§ **Task input**
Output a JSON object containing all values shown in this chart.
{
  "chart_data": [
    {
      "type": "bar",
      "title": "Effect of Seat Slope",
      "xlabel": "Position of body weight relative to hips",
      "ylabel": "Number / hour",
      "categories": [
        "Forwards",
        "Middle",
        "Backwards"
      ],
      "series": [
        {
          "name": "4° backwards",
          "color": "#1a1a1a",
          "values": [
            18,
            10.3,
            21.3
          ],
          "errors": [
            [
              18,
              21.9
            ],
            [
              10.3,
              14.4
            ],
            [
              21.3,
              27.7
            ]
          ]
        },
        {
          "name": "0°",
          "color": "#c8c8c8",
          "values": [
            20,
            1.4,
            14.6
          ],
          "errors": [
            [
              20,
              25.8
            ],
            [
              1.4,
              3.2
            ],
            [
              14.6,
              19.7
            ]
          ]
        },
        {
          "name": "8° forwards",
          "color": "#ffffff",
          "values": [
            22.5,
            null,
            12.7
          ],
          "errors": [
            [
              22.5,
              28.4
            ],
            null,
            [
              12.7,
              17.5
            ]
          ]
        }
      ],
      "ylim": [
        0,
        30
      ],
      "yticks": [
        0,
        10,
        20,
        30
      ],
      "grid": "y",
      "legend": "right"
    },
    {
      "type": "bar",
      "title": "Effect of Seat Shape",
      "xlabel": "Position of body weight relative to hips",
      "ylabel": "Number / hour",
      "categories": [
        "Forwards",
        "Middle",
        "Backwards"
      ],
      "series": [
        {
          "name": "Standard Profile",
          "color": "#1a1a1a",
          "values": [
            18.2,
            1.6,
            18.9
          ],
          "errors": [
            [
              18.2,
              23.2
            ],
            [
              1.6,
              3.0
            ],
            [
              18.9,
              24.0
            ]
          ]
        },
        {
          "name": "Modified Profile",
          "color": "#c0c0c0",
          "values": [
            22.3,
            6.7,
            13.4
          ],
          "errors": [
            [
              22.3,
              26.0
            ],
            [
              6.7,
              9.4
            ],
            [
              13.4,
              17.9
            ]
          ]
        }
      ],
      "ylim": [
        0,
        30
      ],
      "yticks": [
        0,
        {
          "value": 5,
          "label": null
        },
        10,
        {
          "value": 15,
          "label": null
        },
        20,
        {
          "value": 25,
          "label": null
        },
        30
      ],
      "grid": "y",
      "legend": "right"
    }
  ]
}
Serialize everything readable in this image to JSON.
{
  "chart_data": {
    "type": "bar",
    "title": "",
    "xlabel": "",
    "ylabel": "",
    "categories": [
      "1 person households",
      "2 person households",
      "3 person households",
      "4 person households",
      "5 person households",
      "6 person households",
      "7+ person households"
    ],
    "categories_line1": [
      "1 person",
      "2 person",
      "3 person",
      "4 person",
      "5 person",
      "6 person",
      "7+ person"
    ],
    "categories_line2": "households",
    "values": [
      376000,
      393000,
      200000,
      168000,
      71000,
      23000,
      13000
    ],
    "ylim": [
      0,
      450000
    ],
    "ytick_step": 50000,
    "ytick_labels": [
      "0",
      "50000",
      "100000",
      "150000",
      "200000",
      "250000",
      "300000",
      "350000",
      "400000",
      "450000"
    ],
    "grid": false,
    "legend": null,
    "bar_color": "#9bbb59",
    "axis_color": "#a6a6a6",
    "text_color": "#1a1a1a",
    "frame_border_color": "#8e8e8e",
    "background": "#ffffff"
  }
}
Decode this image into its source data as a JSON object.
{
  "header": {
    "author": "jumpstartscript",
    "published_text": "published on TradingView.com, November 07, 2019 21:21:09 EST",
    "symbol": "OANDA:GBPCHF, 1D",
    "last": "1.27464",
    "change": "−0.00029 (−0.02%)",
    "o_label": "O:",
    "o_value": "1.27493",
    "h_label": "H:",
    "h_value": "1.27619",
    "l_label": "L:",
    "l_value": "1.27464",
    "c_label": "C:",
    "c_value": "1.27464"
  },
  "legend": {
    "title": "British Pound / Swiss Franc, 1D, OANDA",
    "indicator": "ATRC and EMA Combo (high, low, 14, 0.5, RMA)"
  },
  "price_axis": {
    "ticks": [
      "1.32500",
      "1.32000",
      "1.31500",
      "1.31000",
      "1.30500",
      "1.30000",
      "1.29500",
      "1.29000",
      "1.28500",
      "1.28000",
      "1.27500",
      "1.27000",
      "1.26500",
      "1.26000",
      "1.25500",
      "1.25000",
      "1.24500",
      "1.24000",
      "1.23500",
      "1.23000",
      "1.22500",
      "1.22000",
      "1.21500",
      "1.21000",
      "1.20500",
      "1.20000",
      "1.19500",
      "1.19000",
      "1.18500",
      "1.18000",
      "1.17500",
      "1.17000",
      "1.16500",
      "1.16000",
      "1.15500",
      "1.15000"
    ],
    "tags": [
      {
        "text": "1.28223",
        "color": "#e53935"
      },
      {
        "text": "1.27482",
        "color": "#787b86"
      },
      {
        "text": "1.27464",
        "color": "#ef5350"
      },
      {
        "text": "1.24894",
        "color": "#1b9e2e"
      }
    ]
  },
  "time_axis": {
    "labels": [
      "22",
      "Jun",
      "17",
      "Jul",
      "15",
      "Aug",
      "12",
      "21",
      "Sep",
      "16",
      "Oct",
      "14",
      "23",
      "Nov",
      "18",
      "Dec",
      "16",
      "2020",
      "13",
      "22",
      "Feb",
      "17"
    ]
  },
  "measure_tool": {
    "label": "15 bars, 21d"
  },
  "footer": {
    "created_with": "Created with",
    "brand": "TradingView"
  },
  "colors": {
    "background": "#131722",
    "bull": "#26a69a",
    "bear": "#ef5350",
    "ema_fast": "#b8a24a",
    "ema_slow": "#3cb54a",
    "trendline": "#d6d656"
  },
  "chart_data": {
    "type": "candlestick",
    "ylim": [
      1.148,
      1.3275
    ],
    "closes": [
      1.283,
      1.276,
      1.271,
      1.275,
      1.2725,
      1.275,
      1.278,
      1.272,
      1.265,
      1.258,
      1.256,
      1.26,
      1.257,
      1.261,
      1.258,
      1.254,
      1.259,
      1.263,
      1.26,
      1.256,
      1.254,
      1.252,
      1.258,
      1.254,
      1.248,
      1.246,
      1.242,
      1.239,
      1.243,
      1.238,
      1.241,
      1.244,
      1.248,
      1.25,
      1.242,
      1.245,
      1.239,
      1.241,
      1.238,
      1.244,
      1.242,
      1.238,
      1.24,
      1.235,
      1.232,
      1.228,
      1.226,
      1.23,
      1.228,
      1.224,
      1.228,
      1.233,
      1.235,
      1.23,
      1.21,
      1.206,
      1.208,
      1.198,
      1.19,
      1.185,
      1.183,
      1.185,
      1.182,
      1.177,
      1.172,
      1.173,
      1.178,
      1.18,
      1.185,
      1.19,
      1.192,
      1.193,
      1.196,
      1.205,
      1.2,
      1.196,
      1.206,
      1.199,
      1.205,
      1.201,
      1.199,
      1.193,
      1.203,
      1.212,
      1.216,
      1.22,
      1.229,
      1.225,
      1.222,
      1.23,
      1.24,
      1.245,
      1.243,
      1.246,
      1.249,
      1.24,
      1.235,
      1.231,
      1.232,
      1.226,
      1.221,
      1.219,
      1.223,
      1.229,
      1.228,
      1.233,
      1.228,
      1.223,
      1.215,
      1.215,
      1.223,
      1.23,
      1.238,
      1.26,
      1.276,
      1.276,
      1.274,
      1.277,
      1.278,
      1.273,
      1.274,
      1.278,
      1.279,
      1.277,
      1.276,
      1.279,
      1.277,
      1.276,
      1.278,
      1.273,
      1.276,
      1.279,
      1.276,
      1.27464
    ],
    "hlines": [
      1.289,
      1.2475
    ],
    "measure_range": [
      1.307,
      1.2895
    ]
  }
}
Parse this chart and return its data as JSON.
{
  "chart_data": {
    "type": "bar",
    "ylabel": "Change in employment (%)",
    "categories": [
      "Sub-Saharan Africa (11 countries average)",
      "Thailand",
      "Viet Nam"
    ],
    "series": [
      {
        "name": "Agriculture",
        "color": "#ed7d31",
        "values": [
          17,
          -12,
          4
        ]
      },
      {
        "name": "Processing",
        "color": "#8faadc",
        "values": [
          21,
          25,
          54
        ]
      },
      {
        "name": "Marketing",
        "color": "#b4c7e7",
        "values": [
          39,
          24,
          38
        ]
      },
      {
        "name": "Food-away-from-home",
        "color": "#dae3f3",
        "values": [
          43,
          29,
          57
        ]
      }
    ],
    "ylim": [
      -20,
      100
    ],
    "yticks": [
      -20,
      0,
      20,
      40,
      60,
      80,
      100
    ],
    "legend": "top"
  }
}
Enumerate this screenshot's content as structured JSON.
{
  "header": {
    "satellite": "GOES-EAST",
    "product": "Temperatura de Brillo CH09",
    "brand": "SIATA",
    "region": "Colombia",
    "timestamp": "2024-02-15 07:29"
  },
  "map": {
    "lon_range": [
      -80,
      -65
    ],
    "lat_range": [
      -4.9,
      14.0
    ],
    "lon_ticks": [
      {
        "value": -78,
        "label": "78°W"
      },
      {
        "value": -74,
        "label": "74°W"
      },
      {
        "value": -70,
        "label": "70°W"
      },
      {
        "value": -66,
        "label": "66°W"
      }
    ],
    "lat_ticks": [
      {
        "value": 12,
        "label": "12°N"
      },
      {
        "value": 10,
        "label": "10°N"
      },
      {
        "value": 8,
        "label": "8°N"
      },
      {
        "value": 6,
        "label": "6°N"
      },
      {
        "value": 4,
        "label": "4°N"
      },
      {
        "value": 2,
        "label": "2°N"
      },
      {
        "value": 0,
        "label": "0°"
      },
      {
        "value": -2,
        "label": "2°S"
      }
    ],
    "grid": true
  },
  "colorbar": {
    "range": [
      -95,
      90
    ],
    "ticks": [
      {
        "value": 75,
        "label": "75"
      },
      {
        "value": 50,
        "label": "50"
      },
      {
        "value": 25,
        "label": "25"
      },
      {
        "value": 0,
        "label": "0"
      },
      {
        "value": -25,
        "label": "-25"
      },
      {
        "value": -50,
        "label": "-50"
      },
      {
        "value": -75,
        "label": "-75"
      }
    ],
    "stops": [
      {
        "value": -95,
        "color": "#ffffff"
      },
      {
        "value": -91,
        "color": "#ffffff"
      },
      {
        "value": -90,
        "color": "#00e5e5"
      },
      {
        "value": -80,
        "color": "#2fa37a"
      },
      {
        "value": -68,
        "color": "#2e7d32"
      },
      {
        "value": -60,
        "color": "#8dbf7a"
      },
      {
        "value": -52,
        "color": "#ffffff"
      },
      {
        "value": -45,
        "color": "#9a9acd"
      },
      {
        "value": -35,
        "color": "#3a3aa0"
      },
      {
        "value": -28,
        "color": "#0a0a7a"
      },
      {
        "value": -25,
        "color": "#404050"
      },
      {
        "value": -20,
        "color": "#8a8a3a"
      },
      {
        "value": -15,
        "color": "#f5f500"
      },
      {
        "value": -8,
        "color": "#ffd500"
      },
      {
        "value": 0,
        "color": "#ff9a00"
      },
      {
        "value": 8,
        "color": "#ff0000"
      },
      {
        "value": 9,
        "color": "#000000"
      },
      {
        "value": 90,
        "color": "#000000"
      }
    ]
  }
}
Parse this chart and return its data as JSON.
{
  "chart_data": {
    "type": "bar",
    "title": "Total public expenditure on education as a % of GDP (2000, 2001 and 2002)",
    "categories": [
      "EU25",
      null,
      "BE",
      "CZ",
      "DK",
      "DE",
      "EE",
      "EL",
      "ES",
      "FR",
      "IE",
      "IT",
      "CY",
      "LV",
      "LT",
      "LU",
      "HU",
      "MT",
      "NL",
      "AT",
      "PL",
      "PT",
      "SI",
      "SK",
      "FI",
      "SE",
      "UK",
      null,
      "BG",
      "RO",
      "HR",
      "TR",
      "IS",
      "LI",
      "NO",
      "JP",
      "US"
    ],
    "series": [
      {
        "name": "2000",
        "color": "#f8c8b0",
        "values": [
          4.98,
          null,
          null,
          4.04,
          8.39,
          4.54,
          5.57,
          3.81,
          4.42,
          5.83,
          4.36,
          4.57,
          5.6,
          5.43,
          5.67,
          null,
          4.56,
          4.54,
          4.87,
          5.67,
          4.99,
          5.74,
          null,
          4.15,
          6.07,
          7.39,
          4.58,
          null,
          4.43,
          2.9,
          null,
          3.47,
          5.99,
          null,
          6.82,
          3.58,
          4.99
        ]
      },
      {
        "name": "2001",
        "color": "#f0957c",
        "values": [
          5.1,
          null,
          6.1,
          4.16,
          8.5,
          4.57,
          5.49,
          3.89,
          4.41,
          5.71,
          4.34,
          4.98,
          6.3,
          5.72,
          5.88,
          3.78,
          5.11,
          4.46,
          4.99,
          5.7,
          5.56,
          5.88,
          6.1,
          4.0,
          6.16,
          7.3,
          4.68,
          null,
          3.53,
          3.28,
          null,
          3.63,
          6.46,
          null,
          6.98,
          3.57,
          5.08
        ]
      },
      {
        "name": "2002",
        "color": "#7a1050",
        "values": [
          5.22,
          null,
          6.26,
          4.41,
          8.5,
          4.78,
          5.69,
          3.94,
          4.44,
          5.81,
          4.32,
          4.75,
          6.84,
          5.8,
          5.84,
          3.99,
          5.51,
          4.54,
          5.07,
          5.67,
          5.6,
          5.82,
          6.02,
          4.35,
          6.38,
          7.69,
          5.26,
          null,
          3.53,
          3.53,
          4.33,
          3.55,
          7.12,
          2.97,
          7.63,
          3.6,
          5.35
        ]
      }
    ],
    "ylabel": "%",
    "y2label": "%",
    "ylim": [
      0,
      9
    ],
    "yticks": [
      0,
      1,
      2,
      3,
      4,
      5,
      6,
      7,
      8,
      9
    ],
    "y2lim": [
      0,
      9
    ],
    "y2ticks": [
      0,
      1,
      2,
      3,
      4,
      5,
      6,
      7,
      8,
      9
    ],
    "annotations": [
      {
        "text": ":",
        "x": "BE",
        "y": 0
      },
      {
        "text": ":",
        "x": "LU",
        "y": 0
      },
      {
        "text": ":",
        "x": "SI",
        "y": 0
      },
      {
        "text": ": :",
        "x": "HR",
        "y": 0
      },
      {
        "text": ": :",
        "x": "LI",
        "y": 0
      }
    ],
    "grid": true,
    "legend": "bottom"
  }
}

§ **To do**
Copy all lines from the material that include "Seat".

§ **Final result**
      "title": "Effect of Seat Slope",
      "title": "Effect of Seat Shape",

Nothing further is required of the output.